== EXERCISE DIRECTIONS ==
Copy, in full, each line of the material that holds the word "text".
--- Begin ---
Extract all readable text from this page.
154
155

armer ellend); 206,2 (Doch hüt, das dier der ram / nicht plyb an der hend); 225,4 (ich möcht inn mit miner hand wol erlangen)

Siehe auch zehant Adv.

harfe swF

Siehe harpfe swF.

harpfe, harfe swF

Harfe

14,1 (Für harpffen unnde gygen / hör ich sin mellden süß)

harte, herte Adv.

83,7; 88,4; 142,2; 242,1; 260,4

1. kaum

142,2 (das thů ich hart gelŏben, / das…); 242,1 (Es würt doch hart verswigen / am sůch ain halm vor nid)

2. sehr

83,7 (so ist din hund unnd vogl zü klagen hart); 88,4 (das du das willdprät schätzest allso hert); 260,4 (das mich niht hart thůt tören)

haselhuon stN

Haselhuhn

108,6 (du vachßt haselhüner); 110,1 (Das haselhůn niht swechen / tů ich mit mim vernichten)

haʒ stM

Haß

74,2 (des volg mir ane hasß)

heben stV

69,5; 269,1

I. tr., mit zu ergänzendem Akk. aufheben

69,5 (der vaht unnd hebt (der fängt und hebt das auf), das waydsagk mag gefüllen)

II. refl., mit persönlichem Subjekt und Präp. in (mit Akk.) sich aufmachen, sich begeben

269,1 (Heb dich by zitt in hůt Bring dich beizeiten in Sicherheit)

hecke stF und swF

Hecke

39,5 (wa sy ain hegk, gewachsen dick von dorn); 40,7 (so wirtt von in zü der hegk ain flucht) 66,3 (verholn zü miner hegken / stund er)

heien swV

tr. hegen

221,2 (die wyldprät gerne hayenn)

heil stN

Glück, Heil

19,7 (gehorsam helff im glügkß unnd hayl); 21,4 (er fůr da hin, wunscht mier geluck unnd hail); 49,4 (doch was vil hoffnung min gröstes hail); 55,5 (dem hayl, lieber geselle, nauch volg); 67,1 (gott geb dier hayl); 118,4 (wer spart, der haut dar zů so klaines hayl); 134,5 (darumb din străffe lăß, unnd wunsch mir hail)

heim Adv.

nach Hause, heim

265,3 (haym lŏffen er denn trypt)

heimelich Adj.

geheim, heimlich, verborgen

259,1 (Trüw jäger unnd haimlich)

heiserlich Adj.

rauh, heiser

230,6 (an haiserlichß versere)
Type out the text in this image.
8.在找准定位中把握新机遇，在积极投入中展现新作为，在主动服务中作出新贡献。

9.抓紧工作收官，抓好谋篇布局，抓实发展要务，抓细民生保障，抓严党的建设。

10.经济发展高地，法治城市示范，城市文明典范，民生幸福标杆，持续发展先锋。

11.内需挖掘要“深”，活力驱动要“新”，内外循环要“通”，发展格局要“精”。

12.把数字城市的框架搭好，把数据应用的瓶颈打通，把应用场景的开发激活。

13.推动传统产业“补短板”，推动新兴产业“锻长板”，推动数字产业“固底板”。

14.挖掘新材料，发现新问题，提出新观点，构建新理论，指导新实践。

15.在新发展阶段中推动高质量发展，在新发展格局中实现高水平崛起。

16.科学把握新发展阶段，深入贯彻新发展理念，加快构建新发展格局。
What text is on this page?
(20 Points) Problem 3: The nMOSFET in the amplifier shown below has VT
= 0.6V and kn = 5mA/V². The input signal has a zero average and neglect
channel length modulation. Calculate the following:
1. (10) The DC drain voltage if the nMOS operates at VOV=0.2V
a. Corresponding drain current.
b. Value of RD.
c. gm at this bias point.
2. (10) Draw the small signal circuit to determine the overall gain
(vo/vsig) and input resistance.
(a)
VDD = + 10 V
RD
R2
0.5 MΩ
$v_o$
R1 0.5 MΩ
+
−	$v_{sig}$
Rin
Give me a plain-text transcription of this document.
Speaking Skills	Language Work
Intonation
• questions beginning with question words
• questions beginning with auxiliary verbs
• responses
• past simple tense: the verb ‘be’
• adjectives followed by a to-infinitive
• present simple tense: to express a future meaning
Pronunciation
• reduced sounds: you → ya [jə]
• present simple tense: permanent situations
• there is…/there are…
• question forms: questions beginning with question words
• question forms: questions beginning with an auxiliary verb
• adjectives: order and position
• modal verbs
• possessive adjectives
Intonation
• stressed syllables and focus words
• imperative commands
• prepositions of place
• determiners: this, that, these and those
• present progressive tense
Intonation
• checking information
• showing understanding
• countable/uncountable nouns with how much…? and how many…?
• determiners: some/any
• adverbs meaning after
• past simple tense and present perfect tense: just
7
--- End ---
== ANSWER TO THIS PROBLEM ==
Extract all readable text from this page.
Type out the text in this image.
What text is on this page?
Give me a plain-text transcription of this document.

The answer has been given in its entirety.